((

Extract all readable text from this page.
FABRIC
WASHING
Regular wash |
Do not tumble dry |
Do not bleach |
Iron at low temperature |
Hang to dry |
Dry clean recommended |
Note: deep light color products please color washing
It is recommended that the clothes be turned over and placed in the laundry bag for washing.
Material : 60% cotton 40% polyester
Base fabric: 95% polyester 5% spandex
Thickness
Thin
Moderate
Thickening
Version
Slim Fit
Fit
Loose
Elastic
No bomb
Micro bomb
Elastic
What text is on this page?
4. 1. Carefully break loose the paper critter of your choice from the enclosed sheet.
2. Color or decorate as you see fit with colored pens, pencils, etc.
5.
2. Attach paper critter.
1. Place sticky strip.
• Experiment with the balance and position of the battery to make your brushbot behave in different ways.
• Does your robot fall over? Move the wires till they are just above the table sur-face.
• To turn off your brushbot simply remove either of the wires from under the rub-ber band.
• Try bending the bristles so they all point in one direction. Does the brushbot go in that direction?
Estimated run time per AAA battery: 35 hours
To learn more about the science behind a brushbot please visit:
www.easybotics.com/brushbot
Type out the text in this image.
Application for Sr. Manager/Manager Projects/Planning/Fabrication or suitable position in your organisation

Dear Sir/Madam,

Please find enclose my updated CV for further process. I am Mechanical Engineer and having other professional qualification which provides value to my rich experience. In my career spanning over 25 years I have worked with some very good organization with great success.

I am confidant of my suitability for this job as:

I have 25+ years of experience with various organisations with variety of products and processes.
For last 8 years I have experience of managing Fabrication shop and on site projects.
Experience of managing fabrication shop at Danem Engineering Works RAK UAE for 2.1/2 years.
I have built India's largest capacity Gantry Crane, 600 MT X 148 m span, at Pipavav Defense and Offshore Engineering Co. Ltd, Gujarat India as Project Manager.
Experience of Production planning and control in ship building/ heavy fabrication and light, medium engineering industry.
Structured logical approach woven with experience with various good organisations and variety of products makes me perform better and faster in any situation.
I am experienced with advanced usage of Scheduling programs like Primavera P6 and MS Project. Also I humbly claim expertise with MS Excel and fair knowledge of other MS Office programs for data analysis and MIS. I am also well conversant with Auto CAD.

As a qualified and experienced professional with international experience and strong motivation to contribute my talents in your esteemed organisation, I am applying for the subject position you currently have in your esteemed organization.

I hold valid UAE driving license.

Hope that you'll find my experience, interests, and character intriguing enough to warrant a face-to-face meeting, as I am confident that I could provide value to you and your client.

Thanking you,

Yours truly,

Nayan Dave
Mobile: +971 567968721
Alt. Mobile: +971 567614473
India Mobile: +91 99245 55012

))

### [Aim]
Go through the data and return every record exactly.

### [Answer for the task]
Extract all readable text from this page.
FABRIC
WASHING
Regular wash |
Do not tumble dry |
Do not bleach |
Iron at low temperature |
Hang to dry |
Dry clean recommended |
Note: deep light color products please color washing
It is recommended that the clothes be turned over and placed in the laundry bag for washing.
Material : 60% cotton 40% polyester
Base fabric: 95% polyester 5% spandex
Thickness
Thin
Moderate
Thickening
Version
Slim Fit
Fit
Loose
Elastic
No bomb
Micro bomb
Elastic
What text is on this page?
4. 1. Carefully break loose the paper critter of your choice from the enclosed sheet.
2. Color or decorate as you see fit with colored pens, pencils, etc.
5.
2. Attach paper critter.
1. Place sticky strip.
• Experiment with the balance and position of the battery to make your brushbot behave in different ways.
• Does your robot fall over? Move the wires till they are just above the table sur-face.
• To turn off your brushbot simply remove either of the wires from under the rub-ber band.
• Try bending the bristles so they all point in one direction. Does the brushbot go in that direction?
Estimated run time per AAA battery: 35 hours
To learn more about the science behind a brushbot please visit:
www.easybotics.com/brushbot
Type out the text in this image.
Application for Sr. Manager/Manager Projects/Planning/Fabrication or suitable position in your organisation

Dear Sir/Madam,

Please find enclose my updated CV for further process. I am Mechanical Engineer and having other professional qualification which provides value to my rich experience. In my career spanning over 25 years I have worked with some very good organization with great success.

I am confidant of my suitability for this job as:

I have 25+ years of experience with various organisations with variety of products and processes.
For last 8 years I have experience of managing Fabrication shop and on site projects.
Experience of managing fabrication shop at Danem Engineering Works RAK UAE for 2.1/2 years.
I have built India's largest capacity Gantry Crane, 600 MT X 148 m span, at Pipavav Defense and Offshore Engineering Co. Ltd, Gujarat India as Project Manager.
Experience of Production planning and control in ship building/ heavy fabrication and light, medium engineering industry.
Structured logical approach woven with experience with various good organisations and variety of products makes me perform better and faster in any situation.
I am experienced with advanced usage of Scheduling programs like Primavera P6 and MS Project. Also I humbly claim expertise with MS Excel and fair knowledge of other MS Office programs for data analysis and MIS. I am also well conversant with Auto CAD.

As a qualified and experienced professional with international experience and strong motivation to contribute my talents in your esteemed organisation, I am applying for the subject position you currently have in your esteemed organization.

I hold valid UAE driving license.

Hope that you'll find my experience, interests, and character intriguing enough to warrant a face-to-face meeting, as I am confident that I could provide value to you and your client.

Thanking you,

Yours truly,

Nayan Dave
Mobile: +971 567968721
Alt. Mobile: +971 567614473
India Mobile: +91 99245 55012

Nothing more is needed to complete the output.